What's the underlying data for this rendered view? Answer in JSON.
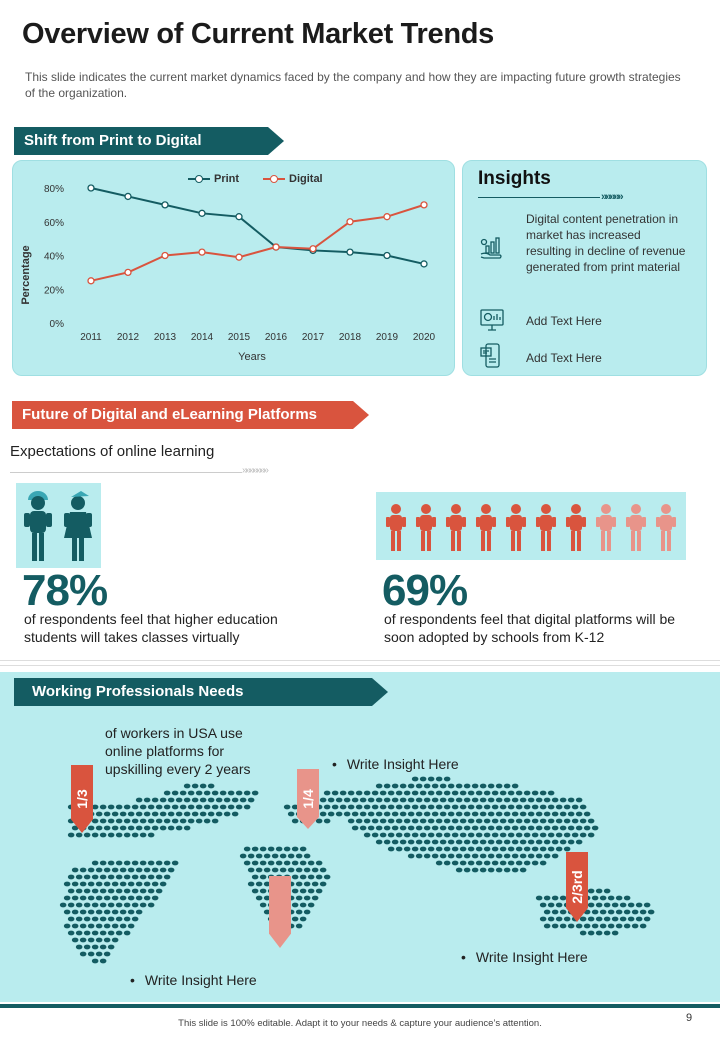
{
  "header": {
    "title": "Overview of Current Market Trends",
    "subtitle": "This slide indicates the current market dynamics faced by the company and how they are impacting future growth strategies of the organization."
  },
  "section1": {
    "banner": "Shift from Print to Digital",
    "chart_data": {
      "type": "line",
      "title": "",
      "xlabel": "Years",
      "ylabel": "Percentage",
      "categories": [
        "2011",
        "2012",
        "2013",
        "2014",
        "2015",
        "2016",
        "2017",
        "2018",
        "2019",
        "2020"
      ],
      "yticks": [
        "0%",
        "20%",
        "40%",
        "60%",
        "80%"
      ],
      "ylim": [
        0,
        80
      ],
      "legend_position": "top",
      "series": [
        {
          "name": "Print",
          "color": "#145c62",
          "values": [
            80,
            75,
            70,
            65,
            63,
            45,
            43,
            42,
            40,
            35
          ]
        },
        {
          "name": "Digital",
          "color": "#d9543e",
          "values": [
            25,
            30,
            40,
            42,
            39,
            45,
            44,
            60,
            63,
            70
          ]
        }
      ]
    },
    "insights": {
      "title": "Insights",
      "arrows": "»»»»»",
      "items": [
        {
          "icon": "growth-chart-hand-icon",
          "text": "Digital content penetration in market has increased resulting in decline of revenue generated from print material"
        },
        {
          "icon": "monitor-analytics-icon",
          "text": "Add Text Here"
        },
        {
          "icon": "mobile-news-icon",
          "text": "Add Text Here"
        }
      ]
    }
  },
  "section2": {
    "banner": "Future of Digital and eLearning Platforms",
    "heading": "Expectations of online learning",
    "arrows": "»»»»»»»",
    "stat1": {
      "value": "78%",
      "text": "of respondents feel that higher education students will takes classes virtually"
    },
    "stat2": {
      "value": "69%",
      "text": "of respondents feel that digital platforms will be soon adopted by schools from K-12"
    }
  },
  "section3": {
    "banner": "Working Professionals  Needs",
    "workers_text": "of workers in USA use online platforms for upskilling every 2 years",
    "markers": [
      "1/3",
      "1/4",
      "2/3rd"
    ],
    "insights": [
      "Write Insight Here",
      "Write Insight Here",
      "Write Insight Here"
    ]
  },
  "footer": {
    "note": "This slide is 100% editable. Adapt it to your needs & capture your audience’s attention.",
    "page": "9"
  },
  "colors": {
    "teal": "#145c62",
    "red": "#d9543e",
    "light_red": "#e8948a",
    "panel": "#b9ecee"
  }
}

= = = = = = =

» PROBLEM DESCRIPTION: Copy each line above where the string "icon" occurs.

» TASK SOLUTION:
          "icon": "growth-chart-hand-icon",
          "icon": "monitor-analytics-icon",
          "icon": "mobile-news-icon",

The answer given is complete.